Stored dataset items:
** START **
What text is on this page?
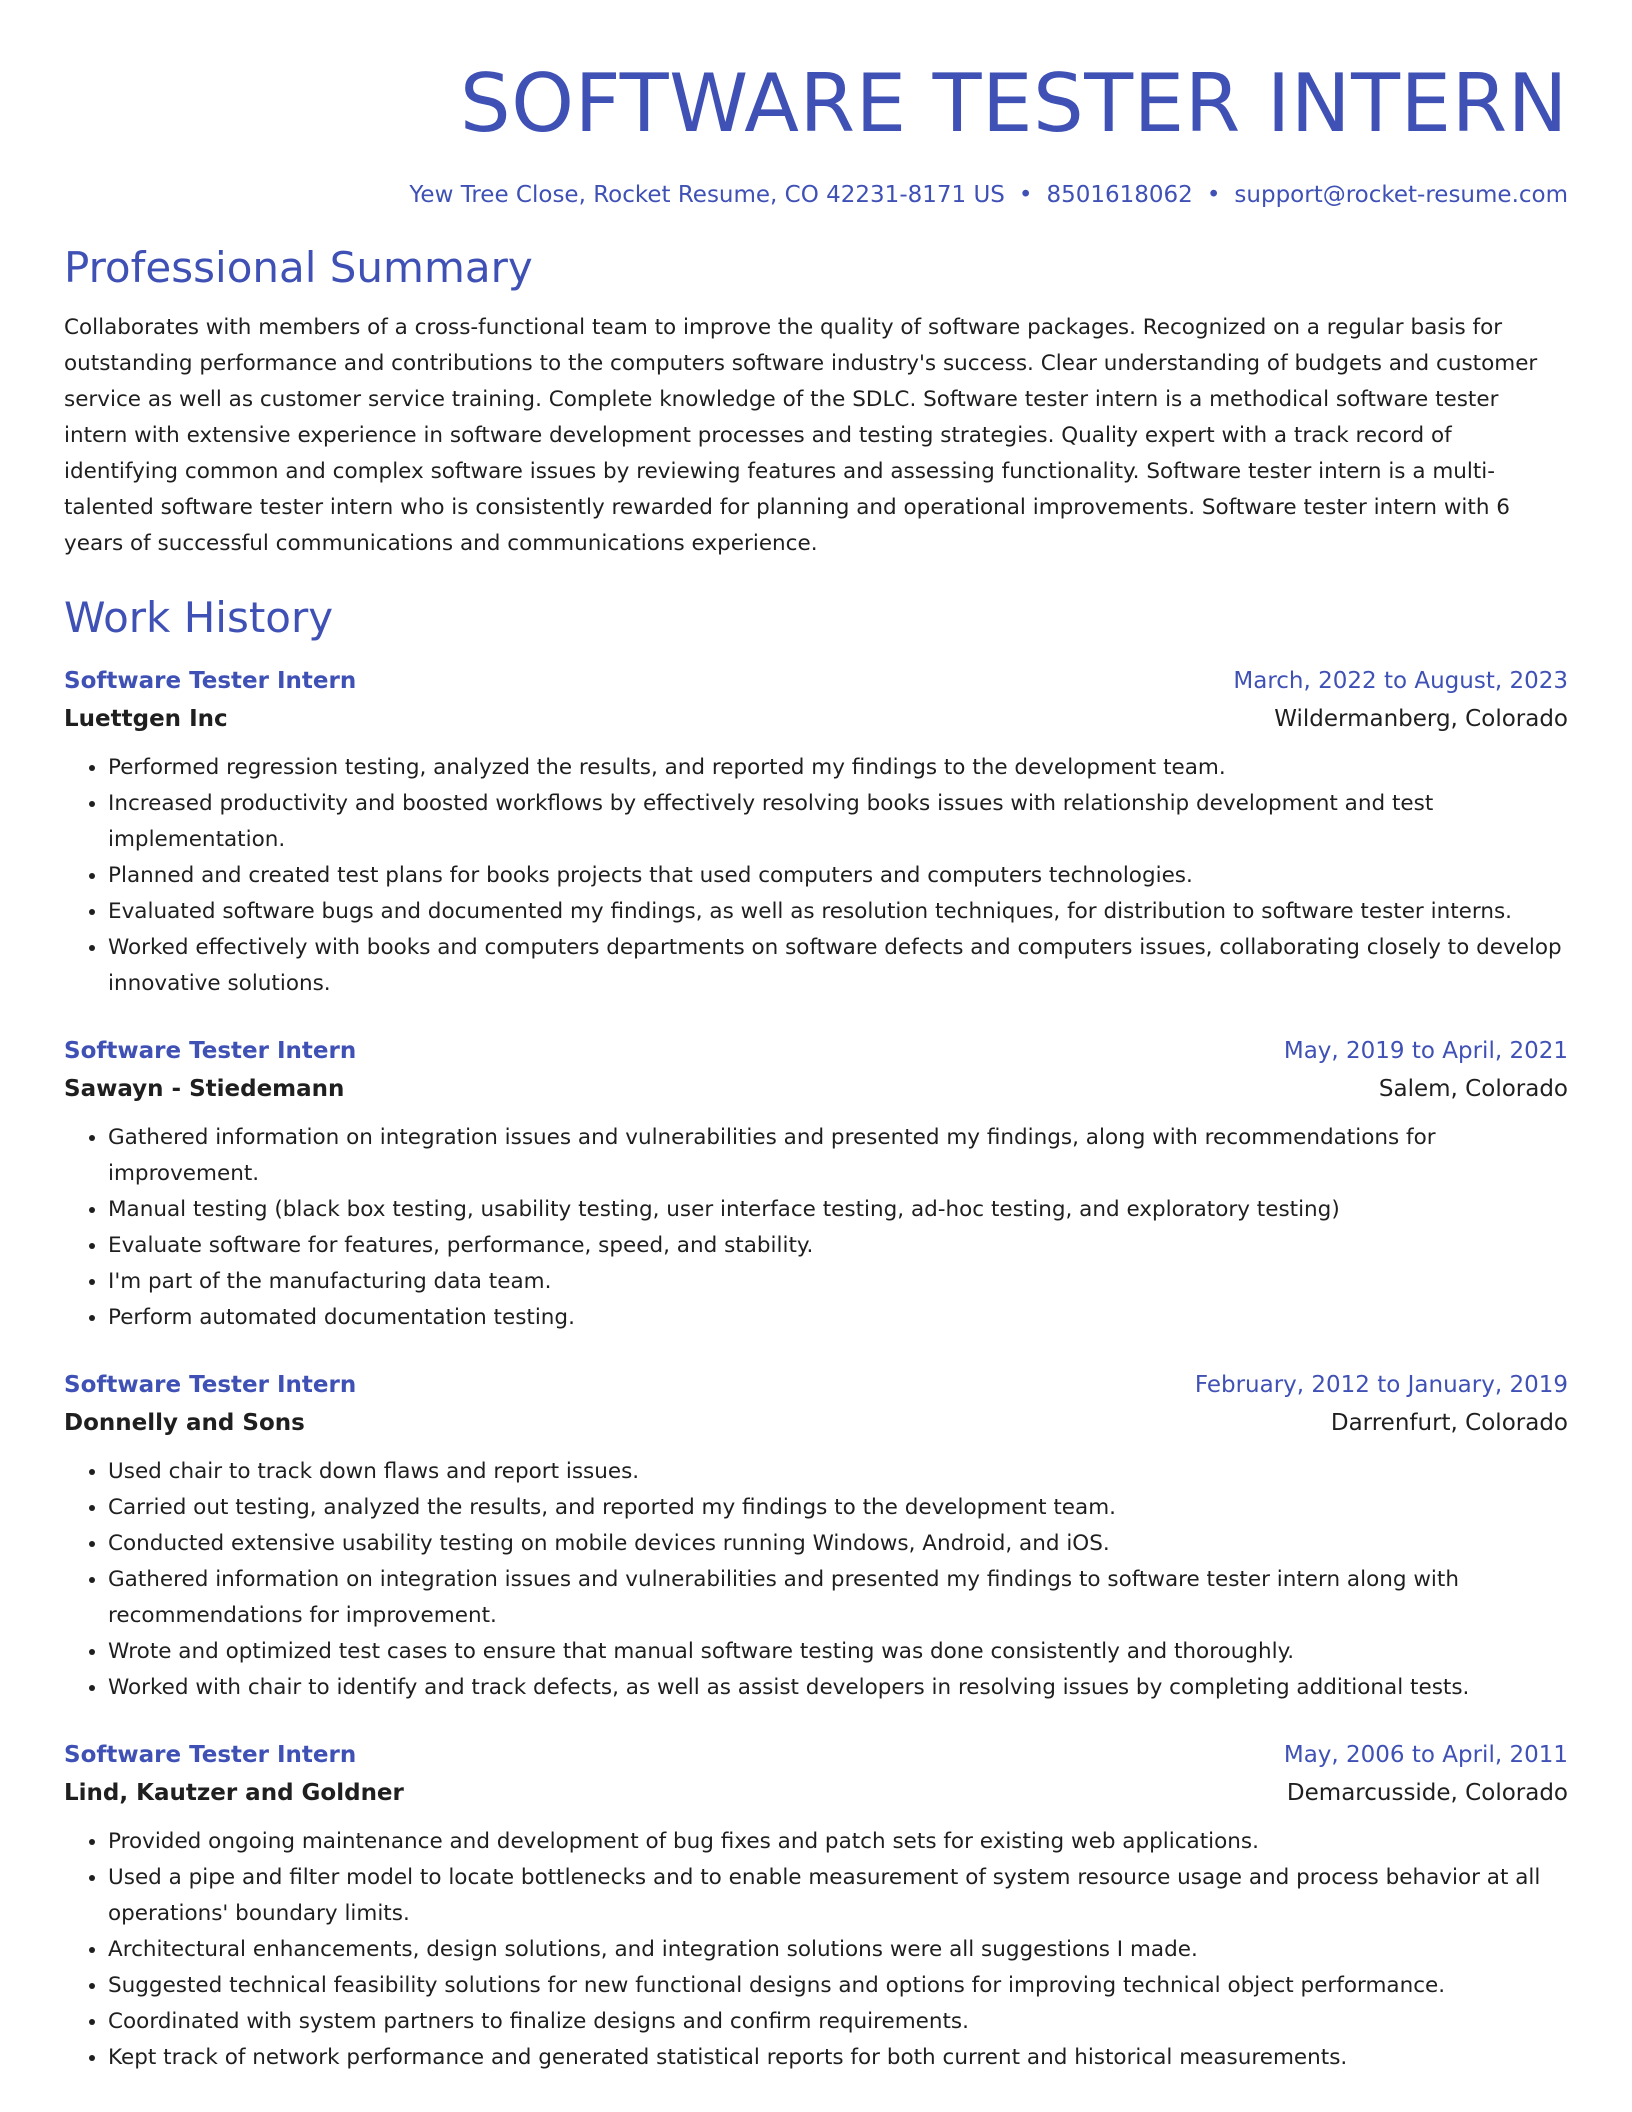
SOFTWARE TESTER INTERN
Yew Tree Close, Rocket Resume, CO 42231-8171 US • 8501618062 • support@rocket-resume.com
Professional Summary

Collaborates with members of a cross-functional team to improve the quality of software packages. Recognized on a regular basis for outstanding performance and contributions to the computers software industry's success. Clear understanding of budgets and customer service as well as customer service training. Complete knowledge of the SDLC. Software tester intern is a methodical software tester intern with extensive experience in software development processes and testing strategies. Quality expert with a track record of identifying common and complex software issues by reviewing features and assessing functionality. Software tester intern is a multi-talented software tester intern who is consistently rewarded for planning and operational improvements. Software tester intern with 6 years of successful communications and communications experience.

Work History
Software Tester Intern	March, 2022 to August, 2023
Luettgen Inc	Wildermanberg, Colorado
• Performed regression testing, analyzed the results, and reported my findings to the development team.
• Increased productivity and boosted workflows by effectively resolving books issues with relationship development and test implementation.
• Planned and created test plans for books projects that used computers and computers technologies.
• Evaluated software bugs and documented my findings, as well as resolution techniques, for distribution to software tester interns.
• Worked effectively with books and computers departments on software defects and computers issues, collaborating closely to develop innovative solutions.
Software Tester Intern	May, 2019 to April, 2021
Sawayn - Stiedemann	Salem, Colorado
• Gathered information on integration issues and vulnerabilities and presented my findings, along with recommendations for improvement.
• Manual testing (black box testing, usability testing, user interface testing, ad-hoc testing, and exploratory testing)
• Evaluate software for features, performance, speed, and stability.
• I'm part of the manufacturing data team.
• Perform automated documentation testing.
Software Tester Intern	February, 2012 to January, 2019
Donnelly and Sons	Darrenfurt, Colorado
• Used chair to track down flaws and report issues.
• Carried out testing, analyzed the results, and reported my findings to the development team.
• Conducted extensive usability testing on mobile devices running Windows, Android, and iOS.
• Gathered information on integration issues and vulnerabilities and presented my findings to software tester intern along with recommendations for improvement.
• Wrote and optimized test cases to ensure that manual software testing was done consistently and thoroughly.
• Worked with chair to identify and track defects, as well as assist developers in resolving issues by completing additional tests.
Software Tester Intern	May, 2006 to April, 2011
Lind, Kautzer and Goldner	Demarcusside, Colorado
• Provided ongoing maintenance and development of bug fixes and patch sets for existing web applications.
• Used a pipe and filter model to locate bottlenecks and to enable measurement of system resource usage and process behavior at all operations' boundary limits.
• Architectural enhancements, design solutions, and integration solutions were all suggestions I made.
• Suggested technical feasibility solutions for new functional designs and options for improving technical object performance.
• Coordinated with system partners to finalize designs and confirm requirements.
• Kept track of network performance and generated statistical reports for both current and historical measurements.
** END **
Direction:
Leave out the pictures and print each record exactly as it stands.

Answer:
What text is on this page?
SOFTWARE TESTER INTERN
Yew Tree Close, Rocket Resume, CO 42231-8171 US • 8501618062 • support@rocket-resume.com
Professional Summary

Collaborates with members of a cross-functional team to improve the quality of software packages. Recognized on a regular basis for outstanding performance and contributions to the computers software industry's success. Clear understanding of budgets and customer service as well as customer service training. Complete knowledge of the SDLC. Software tester intern is a methodical software tester intern with extensive experience in software development processes and testing strategies. Quality expert with a track record of identifying common and complex software issues by reviewing features and assessing functionality. Software tester intern is a multi-talented software tester intern who is consistently rewarded for planning and operational improvements. Software tester intern with 6 years of successful communications and communications experience.

Work History
Software Tester Intern	March, 2022 to August, 2023
Luettgen Inc	Wildermanberg, Colorado
• Performed regression testing, analyzed the results, and reported my findings to the development team.
• Increased productivity and boosted workflows by effectively resolving books issues with relationship development and test implementation.
• Planned and created test plans for books projects that used computers and computers technologies.
• Evaluated software bugs and documented my findings, as well as resolution techniques, for distribution to software tester interns.
• Worked effectively with books and computers departments on software defects and computers issues, collaborating closely to develop innovative solutions.
Software Tester Intern	May, 2019 to April, 2021
Sawayn - Stiedemann	Salem, Colorado
• Gathered information on integration issues and vulnerabilities and presented my findings, along with recommendations for improvement.
• Manual testing (black box testing, usability testing, user interface testing, ad-hoc testing, and exploratory testing)
• Evaluate software for features, performance, speed, and stability.
• I'm part of the manufacturing data team.
• Perform automated documentation testing.
Software Tester Intern	February, 2012 to January, 2019
Donnelly and Sons	Darrenfurt, Colorado
• Used chair to track down flaws and report issues.
• Carried out testing, analyzed the results, and reported my findings to the development team.
• Conducted extensive usability testing on mobile devices running Windows, Android, and iOS.
• Gathered information on integration issues and vulnerabilities and presented my findings to software tester intern along with recommendations for improvement.
• Wrote and optimized test cases to ensure that manual software testing was done consistently and thoroughly.
• Worked with chair to identify and track defects, as well as assist developers in resolving issues by completing additional tests.
Software Tester Intern	May, 2006 to April, 2011
Lind, Kautzer and Goldner	Demarcusside, Colorado
• Provided ongoing maintenance and development of bug fixes and patch sets for existing web applications.
• Used a pipe and filter model to locate bottlenecks and to enable measurement of system resource usage and process behavior at all operations' boundary limits.
• Architectural enhancements, design solutions, and integration solutions were all suggestions I made.
• Suggested technical feasibility solutions for new functional designs and options for improving technical object performance.
• Coordinated with system partners to finalize designs and confirm requirements.
• Kept track of network performance and generated statistical reports for both current and historical measurements.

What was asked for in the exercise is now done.